▶ **Information provided**:
===

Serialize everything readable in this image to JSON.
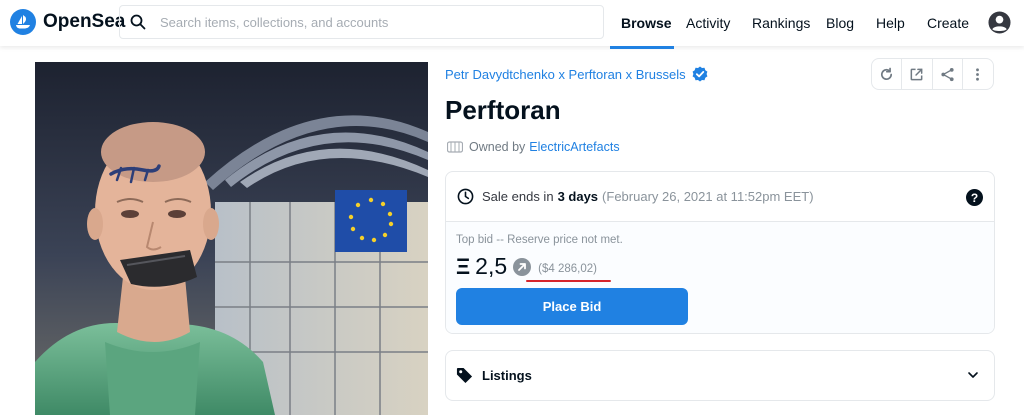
{
  "header": {
    "brand": "OpenSea",
    "search_placeholder": "Search items, collections, and accounts",
    "nav": [
      "Browse",
      "Activity",
      "Rankings",
      "Blog",
      "Help",
      "Create"
    ],
    "active_nav": "Browse"
  },
  "asset": {
    "collection": "Petr Davydtchenko x Perftoran x Brussels",
    "title": "Perftoran",
    "owned_by_prefix": "Owned by",
    "owner": "ElectricArtefacts"
  },
  "sale": {
    "ends_prefix": "Sale ends in",
    "ends_in": "3 days",
    "ends_date": "(February 26, 2021 at 11:52pm EET)",
    "help": "?",
    "top_bid_label": "Top bid -- Reserve price not met.",
    "currency_symbol": "Ξ",
    "price": "2,5",
    "usd": "($4 286,02)",
    "place_bid_label": "Place Bid"
  },
  "listings": {
    "label": "Listings"
  },
  "colors": {
    "accent": "#2081e2",
    "highlight": "#d6262c"
  }
}
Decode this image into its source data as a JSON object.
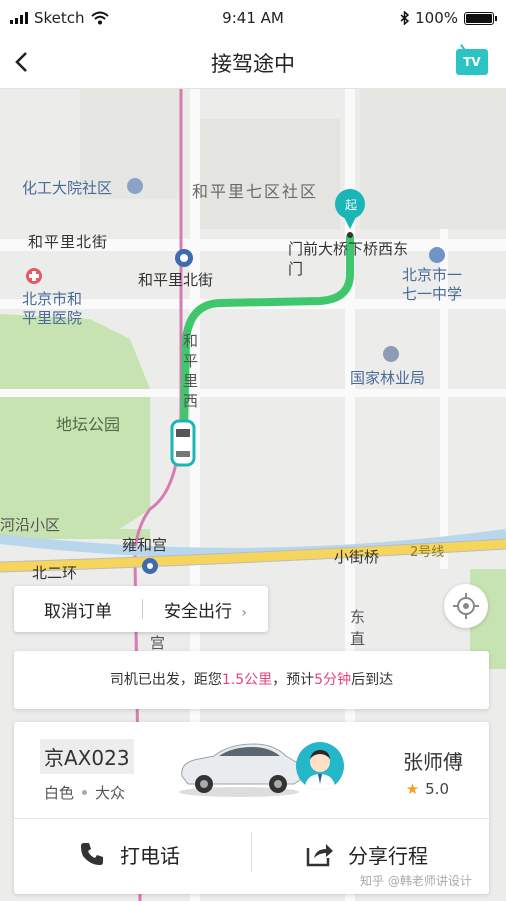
{
  "status_bar": {
    "carrier": "Sketch",
    "time": "9:41 AM",
    "battery": "100%"
  },
  "nav": {
    "title": "接驾途中",
    "tv_label": "TV"
  },
  "map": {
    "start_marker": "起",
    "labels": {
      "huagong": "化工大院社区",
      "heping7": "和平里七区社区",
      "hepingbei_street": "和平里北街",
      "hepingbei_station": "和平里北街",
      "menqian": "门前大桥下桥西东",
      "menqian2": "门",
      "beijing171_1": "北京市一",
      "beijing171_2": "七一中学",
      "hospital1": "北京市和",
      "hospital2": "平里医院",
      "forestry": "国家林业局",
      "ditan": "地坛公园",
      "heyan": "河沿小区",
      "yonghegong": "雍和宫",
      "xiaojieqiao": "小街桥",
      "line2": "2号线",
      "beierhuan": "北二环",
      "heping_v1": "和",
      "heping_v2": "平",
      "heping_v3": "里",
      "heping_v4": "西",
      "dongzhi1": "东",
      "dongzhi2": "直",
      "gongwang": "宫"
    },
    "colors": {
      "route": "#3ec76d",
      "marker": "#19b5b7"
    }
  },
  "actions": {
    "cancel": "取消订单",
    "safety": "安全出行"
  },
  "notice": {
    "prefix": "司机已出发，距您",
    "distance": "1.5公里",
    "middle": "，预计",
    "eta": "5分钟",
    "suffix": "后到达"
  },
  "driver_card": {
    "plate": "京AX023",
    "car_color": "白色",
    "car_model": "大众",
    "driver_name": "张师傅",
    "rating": "5.0",
    "call_label": "打电话",
    "share_label": "分享行程"
  },
  "watermark": "知乎 @韩老师讲设计"
}
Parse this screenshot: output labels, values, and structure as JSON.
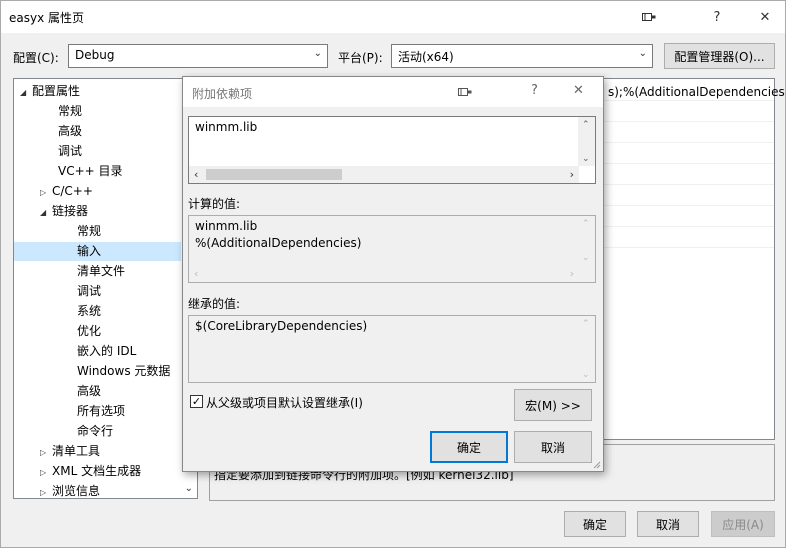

===

▶ **What to produce**: Omitting all images, print the listing exactly.

▶ **Response**:
Serialize everything readable in this image to JSON.
{
  "header": {
    "brand": "OpenSea",
    "search_placeholder": "Search items, collections, and accounts",
    "nav": [
      "Browse",
      "Activity",
      "Rankings",
      "Blog",
      "Help",
      "Create"
    ],
    "active_nav": "Browse"
  },
  "asset": {
    "collection": "Petr Davydtchenko x Perftoran x Brussels",
    "title": "Perftoran",
    "owned_by_prefix": "Owned by",
    "owner": "ElectricArtefacts"
  },
  "sale": {
    "ends_prefix": "Sale ends in",
    "ends_in": "3 days",
    "ends_date": "(February 26, 2021 at 11:52pm EET)",
    "help": "?",
    "top_bid_label": "Top bid -- Reserve price not met.",
    "currency_symbol": "Ξ",
    "price": "2,5",
    "usd": "($4 286,02)",
    "place_bid_label": "Place Bid"
  },
  "listings": {
    "label": "Listings"
  },
  "colors": {
    "accent": "#2081e2",
    "highlight": "#d6262c"
  }
}
Decode this image into its source data as a JSON object.
{
  "status_bar": {
    "carrier": "Sketch",
    "time": "9:41 AM",
    "battery": "100%"
  },
  "nav": {
    "title": "接驾途中",
    "tv_label": "TV"
  },
  "map": {
    "start_marker": "起",
    "labels": {
      "huagong": "化工大院社区",
      "heping7": "和平里七区社区",
      "hepingbei_street": "和平里北街",
      "hepingbei_station": "和平里北街",
      "menqian": "门前大桥下桥西东",
      "menqian2": "门",
      "beijing171_1": "北京市一",
      "beijing171_2": "七一中学",
      "hospital1": "北京市和",
      "hospital2": "平里医院",
      "forestry": "国家林业局",
      "ditan": "地坛公园",
      "heyan": "河沿小区",
      "yonghegong": "雍和宫",
      "xiaojieqiao": "小街桥",
      "line2": "2号线",
      "beierhuan": "北二环",
      "heping_v1": "和",
      "heping_v2": "平",
      "heping_v3": "里",
      "heping_v4": "西",
      "dongzhi1": "东",
      "dongzhi2": "直",
      "gongwang": "宫"
    },
    "colors": {
      "route": "#3ec76d",
      "marker": "#19b5b7"
    }
  },
  "actions": {
    "cancel": "取消订单",
    "safety": "安全出行"
  },
  "notice": {
    "prefix": "司机已出发，距您",
    "distance": "1.5公里",
    "middle": "，预计",
    "eta": "5分钟",
    "suffix": "后到达"
  },
  "driver_card": {
    "plate": "京AX023",
    "car_color": "白色",
    "car_model": "大众",
    "driver_name": "张师傅",
    "rating": "5.0",
    "call_label": "打电话",
    "share_label": "分享行程"
  },
  "watermark": "知乎 @韩老师讲设计"
}
Parse this screenshot: output labels, values, and structure as JSON.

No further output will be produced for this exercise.